*PROBLEM*. Within the records below, find each line that holds the string "Kandyan", then copy it.

--- START DATA EXTRACT ---

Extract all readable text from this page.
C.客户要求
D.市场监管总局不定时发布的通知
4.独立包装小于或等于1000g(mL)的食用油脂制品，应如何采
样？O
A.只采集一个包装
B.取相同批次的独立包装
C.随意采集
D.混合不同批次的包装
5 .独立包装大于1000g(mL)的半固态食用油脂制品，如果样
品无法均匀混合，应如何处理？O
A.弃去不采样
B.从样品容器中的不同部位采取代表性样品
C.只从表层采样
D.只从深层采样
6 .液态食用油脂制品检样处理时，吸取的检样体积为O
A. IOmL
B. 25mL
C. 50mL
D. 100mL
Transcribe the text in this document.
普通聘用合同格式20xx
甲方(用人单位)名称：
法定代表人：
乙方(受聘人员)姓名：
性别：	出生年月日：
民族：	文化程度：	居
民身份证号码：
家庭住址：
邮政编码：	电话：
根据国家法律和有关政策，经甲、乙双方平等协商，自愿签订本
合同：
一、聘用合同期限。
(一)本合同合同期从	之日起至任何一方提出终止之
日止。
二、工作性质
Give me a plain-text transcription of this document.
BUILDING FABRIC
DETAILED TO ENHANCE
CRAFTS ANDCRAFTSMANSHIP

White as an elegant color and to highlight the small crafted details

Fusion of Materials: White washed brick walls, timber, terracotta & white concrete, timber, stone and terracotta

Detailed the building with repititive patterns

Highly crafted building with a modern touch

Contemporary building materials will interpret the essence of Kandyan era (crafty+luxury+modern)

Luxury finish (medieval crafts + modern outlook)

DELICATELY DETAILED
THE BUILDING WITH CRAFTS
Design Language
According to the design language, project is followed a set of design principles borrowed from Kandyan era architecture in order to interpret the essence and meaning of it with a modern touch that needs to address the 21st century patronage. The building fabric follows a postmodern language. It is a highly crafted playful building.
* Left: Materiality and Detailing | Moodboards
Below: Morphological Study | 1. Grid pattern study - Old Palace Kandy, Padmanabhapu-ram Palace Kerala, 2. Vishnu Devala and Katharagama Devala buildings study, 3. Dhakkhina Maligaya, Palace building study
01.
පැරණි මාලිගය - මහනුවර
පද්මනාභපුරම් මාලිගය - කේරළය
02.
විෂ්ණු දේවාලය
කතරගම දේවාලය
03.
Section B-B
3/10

--- END DATA EXTRACT ---

*THE REPLY*.
Contemporary building materials will interpret the essence of Kandyan era (crafty+luxury+modern)
According to the design language, project is followed a set of design principles borrowed from Kandyan era architecture in order to interpret the essence and meaning of it with a modern touch that needs to address the 21st century patronage. The building fabric follows a postmodern language. It is a highly crafted playful building.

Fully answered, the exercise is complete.